**YOUR OBJECTIVE**
Find the lines with "document" in them and copy them out.

**DATA LINES**
···

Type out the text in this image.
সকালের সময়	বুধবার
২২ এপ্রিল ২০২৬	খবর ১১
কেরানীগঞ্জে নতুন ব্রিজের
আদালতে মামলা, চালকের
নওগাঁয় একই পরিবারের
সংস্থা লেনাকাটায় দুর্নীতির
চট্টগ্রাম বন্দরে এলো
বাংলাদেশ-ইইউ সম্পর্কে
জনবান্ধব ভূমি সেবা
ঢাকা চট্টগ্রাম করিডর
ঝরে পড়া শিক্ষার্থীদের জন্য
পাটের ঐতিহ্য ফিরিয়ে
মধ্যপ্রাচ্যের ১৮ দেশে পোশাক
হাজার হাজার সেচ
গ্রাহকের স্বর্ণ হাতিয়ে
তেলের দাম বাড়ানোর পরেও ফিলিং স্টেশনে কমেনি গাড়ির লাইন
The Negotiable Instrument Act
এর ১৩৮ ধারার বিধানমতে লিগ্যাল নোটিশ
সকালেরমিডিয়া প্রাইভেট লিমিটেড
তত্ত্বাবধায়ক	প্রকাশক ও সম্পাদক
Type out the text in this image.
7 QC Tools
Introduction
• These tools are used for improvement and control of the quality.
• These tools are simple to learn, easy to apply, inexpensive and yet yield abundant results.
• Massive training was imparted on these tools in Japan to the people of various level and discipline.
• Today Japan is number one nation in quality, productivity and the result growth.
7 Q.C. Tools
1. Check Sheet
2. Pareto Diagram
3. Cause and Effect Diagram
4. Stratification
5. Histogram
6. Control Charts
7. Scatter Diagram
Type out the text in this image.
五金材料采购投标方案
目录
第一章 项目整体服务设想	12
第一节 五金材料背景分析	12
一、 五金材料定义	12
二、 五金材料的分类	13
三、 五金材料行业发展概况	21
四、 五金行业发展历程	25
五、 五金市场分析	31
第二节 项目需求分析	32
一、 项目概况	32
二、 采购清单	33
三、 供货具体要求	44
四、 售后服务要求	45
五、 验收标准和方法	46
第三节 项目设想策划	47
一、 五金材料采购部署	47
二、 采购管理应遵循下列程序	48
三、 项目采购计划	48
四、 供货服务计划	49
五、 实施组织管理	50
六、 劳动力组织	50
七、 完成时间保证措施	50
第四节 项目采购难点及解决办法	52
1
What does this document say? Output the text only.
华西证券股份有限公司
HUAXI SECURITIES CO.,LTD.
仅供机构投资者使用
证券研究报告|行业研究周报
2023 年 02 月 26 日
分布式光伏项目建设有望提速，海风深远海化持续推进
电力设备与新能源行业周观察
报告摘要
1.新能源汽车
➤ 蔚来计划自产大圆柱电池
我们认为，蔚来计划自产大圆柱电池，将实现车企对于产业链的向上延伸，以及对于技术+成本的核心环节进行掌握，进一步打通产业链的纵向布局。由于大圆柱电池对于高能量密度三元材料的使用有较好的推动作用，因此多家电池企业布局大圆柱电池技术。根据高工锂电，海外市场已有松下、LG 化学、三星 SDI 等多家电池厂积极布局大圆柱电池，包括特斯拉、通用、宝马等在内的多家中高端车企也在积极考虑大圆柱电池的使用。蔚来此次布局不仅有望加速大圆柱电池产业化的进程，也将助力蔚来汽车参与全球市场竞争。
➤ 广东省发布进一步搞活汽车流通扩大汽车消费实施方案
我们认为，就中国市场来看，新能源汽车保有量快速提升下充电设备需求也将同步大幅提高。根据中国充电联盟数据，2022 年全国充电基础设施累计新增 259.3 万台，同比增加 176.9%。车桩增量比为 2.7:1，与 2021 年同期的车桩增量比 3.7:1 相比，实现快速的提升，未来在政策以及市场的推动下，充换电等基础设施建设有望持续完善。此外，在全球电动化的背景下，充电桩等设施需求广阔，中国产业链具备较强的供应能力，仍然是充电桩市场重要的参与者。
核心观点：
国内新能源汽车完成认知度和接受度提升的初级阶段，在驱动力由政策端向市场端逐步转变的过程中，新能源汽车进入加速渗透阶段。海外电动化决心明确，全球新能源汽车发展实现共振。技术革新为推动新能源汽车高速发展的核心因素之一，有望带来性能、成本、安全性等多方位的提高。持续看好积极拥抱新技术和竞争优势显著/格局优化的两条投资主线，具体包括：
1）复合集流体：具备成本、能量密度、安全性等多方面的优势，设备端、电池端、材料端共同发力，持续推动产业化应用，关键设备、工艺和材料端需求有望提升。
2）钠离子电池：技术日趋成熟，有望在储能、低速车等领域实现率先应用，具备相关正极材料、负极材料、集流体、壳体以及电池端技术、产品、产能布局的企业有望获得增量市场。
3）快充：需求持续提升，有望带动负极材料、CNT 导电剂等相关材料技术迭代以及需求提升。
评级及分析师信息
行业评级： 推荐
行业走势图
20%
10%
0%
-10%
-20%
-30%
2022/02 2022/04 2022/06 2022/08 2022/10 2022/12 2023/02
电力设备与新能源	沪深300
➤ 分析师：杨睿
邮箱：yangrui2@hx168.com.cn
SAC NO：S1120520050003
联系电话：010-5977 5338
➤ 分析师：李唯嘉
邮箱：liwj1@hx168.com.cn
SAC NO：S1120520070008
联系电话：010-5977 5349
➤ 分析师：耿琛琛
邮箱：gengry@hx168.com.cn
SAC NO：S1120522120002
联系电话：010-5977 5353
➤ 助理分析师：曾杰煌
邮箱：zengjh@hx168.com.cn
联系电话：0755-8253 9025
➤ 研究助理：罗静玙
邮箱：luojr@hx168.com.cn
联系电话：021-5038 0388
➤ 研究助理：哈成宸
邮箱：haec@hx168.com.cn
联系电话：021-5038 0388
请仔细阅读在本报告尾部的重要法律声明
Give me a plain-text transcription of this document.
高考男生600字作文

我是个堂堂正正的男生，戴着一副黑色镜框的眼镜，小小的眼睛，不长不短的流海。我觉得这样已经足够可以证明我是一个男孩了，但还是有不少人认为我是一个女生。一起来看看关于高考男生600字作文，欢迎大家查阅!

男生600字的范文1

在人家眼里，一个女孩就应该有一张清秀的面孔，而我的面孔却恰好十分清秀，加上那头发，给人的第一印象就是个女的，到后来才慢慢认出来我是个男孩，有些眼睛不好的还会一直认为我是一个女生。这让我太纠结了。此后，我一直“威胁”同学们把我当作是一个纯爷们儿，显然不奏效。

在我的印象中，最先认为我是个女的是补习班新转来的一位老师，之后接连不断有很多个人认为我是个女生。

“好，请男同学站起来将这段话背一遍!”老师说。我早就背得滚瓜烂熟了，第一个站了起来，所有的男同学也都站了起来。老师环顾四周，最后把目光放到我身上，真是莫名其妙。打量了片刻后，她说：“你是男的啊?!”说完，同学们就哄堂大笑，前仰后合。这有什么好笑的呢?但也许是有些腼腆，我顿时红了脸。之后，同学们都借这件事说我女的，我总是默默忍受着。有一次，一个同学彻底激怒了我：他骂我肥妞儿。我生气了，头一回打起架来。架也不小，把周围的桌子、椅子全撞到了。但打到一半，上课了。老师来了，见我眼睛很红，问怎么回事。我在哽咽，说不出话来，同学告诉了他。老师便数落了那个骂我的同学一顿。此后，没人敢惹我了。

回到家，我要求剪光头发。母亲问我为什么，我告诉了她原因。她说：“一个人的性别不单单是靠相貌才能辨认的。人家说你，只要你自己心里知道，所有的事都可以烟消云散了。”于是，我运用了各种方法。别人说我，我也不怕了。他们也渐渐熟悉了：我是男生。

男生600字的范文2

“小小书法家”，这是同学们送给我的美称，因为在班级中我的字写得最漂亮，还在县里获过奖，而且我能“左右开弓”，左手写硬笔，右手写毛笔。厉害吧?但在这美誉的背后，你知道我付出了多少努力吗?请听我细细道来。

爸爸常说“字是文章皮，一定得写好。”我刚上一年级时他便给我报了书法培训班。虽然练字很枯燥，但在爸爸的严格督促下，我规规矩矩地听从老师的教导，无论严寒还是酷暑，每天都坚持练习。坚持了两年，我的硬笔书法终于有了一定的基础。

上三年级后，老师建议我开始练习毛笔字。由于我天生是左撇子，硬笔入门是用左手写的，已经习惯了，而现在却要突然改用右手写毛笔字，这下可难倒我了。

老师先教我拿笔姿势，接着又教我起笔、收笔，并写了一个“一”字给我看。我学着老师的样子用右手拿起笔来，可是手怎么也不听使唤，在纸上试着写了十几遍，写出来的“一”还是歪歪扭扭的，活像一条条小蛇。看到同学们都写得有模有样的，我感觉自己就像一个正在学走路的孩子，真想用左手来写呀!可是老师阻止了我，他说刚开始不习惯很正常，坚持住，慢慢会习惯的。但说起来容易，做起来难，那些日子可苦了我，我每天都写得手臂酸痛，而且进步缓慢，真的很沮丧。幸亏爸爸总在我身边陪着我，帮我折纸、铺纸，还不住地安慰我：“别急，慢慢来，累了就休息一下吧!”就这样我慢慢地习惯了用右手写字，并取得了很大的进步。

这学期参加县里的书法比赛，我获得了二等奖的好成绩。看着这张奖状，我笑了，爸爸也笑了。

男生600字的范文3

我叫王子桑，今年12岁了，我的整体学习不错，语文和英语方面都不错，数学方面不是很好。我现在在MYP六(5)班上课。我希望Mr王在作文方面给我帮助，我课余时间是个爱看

···

**SOLVED EXERCISE**
What does this document say? Output the text only.
Give me a plain-text transcription of this document.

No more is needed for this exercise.